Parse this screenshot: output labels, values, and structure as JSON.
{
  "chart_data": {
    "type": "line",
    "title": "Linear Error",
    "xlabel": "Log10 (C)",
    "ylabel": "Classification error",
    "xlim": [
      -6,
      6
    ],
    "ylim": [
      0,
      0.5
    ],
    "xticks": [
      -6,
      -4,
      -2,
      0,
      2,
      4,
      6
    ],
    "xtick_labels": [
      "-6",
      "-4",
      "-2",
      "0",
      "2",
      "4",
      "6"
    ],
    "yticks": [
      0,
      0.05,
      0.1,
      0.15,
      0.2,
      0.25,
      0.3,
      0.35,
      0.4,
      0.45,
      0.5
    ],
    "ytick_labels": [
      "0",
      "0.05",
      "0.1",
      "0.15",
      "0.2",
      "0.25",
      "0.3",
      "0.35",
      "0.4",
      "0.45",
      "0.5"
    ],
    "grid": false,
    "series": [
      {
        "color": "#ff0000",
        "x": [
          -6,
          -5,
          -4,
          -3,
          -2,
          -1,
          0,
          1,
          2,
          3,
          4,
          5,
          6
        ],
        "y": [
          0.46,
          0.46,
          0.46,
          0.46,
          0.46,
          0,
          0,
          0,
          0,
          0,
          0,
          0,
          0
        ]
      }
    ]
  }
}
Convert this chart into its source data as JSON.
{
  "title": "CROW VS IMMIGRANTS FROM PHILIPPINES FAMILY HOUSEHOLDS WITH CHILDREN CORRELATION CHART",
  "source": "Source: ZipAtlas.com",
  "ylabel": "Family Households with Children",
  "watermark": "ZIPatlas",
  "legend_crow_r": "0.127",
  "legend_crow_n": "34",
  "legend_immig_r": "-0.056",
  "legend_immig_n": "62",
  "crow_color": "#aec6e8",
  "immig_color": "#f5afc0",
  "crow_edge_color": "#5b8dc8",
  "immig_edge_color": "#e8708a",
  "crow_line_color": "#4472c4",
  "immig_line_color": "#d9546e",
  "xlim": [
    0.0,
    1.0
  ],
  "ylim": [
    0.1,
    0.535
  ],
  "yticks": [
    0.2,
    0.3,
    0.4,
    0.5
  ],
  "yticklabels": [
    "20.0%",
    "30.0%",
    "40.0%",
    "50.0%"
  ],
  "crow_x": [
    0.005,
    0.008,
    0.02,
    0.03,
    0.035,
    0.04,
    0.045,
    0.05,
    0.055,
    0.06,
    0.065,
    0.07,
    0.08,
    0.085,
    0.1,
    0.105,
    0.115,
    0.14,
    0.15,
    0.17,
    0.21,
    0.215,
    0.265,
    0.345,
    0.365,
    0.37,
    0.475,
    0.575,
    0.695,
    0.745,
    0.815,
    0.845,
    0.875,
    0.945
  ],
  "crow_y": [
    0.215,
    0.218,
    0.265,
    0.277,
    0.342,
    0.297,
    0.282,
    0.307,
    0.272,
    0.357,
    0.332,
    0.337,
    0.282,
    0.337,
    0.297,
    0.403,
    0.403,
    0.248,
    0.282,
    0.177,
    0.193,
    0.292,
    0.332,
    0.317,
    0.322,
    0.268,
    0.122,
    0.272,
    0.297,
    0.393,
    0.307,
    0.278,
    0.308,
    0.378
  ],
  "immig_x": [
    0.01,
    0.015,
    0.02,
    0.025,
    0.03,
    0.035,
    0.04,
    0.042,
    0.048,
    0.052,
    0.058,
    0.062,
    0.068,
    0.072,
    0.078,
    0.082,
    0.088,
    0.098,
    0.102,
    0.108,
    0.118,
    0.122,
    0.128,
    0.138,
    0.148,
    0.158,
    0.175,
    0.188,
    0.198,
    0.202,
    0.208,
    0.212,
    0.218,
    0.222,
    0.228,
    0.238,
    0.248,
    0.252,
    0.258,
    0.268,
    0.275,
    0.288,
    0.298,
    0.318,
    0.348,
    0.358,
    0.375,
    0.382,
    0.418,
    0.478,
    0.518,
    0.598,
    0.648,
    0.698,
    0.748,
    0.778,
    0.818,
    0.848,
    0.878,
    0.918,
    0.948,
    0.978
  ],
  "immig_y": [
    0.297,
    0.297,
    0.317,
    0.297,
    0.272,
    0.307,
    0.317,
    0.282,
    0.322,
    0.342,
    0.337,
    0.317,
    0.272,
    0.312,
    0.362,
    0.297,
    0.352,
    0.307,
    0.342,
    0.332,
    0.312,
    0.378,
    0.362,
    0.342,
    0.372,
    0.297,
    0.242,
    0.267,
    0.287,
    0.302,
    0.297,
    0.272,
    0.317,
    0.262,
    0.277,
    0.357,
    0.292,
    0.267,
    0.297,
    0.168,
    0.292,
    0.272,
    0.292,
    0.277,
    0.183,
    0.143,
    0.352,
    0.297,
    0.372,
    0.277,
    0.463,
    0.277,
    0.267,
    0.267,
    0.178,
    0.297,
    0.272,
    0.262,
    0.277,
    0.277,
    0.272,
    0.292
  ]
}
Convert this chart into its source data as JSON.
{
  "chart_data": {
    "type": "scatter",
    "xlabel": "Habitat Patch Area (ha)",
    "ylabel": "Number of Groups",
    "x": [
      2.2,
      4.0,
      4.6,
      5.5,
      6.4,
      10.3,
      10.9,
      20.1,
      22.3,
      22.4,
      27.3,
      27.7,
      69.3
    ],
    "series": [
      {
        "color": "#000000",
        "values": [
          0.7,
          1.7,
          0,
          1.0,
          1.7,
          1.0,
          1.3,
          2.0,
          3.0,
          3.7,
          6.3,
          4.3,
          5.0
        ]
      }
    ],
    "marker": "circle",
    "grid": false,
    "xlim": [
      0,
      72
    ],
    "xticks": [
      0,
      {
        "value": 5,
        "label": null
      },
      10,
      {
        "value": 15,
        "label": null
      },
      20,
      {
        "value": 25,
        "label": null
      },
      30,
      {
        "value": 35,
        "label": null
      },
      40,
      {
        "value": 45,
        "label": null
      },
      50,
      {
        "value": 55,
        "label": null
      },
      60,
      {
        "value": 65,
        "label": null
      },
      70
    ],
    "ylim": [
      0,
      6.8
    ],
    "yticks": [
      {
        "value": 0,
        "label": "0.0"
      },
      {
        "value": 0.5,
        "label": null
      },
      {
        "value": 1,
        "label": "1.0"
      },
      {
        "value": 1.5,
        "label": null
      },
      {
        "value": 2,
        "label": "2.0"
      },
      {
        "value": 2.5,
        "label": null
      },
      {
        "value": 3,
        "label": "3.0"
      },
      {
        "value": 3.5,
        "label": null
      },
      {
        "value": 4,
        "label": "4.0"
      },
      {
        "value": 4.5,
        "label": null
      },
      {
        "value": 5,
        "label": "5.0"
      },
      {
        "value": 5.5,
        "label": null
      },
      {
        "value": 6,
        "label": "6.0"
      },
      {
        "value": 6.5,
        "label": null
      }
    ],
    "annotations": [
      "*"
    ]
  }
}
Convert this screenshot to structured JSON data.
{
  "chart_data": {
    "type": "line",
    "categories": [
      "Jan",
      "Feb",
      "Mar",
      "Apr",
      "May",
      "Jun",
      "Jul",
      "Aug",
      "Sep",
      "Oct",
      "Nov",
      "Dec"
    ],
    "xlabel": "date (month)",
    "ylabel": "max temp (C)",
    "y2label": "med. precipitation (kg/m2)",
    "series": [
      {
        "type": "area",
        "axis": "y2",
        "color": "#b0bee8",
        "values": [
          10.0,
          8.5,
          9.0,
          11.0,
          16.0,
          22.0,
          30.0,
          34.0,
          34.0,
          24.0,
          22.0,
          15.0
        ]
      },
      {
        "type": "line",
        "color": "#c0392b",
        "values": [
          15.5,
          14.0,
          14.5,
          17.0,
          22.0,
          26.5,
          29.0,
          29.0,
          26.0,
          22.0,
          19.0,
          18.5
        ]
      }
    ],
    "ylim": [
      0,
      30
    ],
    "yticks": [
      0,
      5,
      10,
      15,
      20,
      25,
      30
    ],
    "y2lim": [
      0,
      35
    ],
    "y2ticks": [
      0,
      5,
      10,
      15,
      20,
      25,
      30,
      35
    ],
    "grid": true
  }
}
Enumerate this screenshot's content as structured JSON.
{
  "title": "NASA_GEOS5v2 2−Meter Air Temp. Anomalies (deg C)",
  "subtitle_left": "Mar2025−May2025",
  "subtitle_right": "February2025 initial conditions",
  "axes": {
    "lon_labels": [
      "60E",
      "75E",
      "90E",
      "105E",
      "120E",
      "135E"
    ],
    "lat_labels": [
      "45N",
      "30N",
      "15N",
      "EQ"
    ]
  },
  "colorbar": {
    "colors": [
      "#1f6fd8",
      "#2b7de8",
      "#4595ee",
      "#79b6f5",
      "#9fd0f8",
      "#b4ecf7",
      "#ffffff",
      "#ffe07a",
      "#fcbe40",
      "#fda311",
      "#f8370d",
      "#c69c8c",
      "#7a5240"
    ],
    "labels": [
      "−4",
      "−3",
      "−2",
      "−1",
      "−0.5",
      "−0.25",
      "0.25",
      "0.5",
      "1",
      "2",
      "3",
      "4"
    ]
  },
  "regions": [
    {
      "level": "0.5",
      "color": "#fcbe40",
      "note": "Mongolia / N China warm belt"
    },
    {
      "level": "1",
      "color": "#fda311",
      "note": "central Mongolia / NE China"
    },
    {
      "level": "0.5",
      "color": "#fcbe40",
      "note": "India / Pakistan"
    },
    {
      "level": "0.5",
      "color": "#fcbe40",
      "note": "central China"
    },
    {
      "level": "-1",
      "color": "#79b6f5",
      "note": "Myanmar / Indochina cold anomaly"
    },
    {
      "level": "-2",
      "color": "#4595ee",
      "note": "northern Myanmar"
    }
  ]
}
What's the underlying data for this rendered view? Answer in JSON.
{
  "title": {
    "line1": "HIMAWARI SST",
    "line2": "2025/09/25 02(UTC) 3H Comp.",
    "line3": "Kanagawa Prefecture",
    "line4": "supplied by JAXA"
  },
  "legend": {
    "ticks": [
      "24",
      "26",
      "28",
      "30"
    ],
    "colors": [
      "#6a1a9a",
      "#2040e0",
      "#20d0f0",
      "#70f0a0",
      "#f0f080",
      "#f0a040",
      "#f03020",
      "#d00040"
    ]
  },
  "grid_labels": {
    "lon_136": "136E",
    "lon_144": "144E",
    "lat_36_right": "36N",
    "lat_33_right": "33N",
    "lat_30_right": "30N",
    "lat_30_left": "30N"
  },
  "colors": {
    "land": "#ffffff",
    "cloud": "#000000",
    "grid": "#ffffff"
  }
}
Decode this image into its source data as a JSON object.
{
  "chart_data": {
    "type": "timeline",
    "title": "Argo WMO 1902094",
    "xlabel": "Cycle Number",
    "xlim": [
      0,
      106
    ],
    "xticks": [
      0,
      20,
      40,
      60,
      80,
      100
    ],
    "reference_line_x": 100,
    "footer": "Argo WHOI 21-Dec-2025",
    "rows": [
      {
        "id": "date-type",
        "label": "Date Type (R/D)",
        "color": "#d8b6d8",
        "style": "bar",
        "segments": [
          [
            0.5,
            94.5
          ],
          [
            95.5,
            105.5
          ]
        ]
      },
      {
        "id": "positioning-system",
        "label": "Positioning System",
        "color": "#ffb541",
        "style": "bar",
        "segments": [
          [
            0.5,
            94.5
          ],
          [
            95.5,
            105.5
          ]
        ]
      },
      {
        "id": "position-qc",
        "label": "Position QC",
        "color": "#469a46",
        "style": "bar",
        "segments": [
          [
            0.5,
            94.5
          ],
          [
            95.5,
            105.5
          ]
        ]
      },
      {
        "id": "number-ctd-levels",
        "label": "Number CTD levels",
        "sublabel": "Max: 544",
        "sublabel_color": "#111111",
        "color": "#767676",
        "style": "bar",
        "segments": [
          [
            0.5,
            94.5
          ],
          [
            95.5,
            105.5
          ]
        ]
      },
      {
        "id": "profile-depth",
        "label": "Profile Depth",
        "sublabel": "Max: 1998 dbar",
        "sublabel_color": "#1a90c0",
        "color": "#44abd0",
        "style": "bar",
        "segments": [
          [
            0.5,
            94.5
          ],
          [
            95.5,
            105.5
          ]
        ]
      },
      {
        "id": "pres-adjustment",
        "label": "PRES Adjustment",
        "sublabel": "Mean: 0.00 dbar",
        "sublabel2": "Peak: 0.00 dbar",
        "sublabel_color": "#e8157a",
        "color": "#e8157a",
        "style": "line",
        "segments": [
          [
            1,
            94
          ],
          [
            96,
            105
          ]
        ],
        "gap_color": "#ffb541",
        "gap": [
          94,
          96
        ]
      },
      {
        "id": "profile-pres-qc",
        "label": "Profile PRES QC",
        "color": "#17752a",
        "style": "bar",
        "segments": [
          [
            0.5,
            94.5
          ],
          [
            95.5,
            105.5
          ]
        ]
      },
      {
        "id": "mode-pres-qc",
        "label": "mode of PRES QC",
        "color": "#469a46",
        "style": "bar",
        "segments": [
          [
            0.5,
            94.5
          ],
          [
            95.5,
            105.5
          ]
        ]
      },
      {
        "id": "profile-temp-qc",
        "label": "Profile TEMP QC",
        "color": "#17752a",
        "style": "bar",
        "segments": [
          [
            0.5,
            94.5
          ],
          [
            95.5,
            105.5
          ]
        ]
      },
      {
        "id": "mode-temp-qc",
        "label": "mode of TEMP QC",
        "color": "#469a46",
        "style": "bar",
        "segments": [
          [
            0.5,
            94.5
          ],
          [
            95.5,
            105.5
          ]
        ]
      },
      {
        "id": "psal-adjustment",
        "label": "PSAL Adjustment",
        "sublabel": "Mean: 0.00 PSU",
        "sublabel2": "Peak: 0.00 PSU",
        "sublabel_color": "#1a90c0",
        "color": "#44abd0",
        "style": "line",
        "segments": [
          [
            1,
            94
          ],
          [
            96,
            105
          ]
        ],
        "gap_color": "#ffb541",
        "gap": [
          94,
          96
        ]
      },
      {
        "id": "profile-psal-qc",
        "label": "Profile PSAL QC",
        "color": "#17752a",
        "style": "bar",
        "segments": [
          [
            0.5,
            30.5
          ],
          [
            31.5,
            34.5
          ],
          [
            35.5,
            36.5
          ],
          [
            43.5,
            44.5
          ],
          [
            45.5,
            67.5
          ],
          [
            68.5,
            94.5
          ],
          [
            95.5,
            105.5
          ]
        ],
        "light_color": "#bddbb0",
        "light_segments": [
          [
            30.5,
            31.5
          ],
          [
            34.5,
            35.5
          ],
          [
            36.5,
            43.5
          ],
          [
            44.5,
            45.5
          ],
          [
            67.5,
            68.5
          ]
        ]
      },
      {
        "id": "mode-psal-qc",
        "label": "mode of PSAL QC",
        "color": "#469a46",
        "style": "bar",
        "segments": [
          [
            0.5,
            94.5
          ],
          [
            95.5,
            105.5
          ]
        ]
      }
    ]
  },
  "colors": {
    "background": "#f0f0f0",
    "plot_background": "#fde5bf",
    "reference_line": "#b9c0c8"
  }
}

* * *

Gather all lines from the records above in which "Mean" appears.

## RESULT BELOW
        "sublabel": "Mean: 0.00 dbar",
        "sublabel": "Mean: 0.00 PSU",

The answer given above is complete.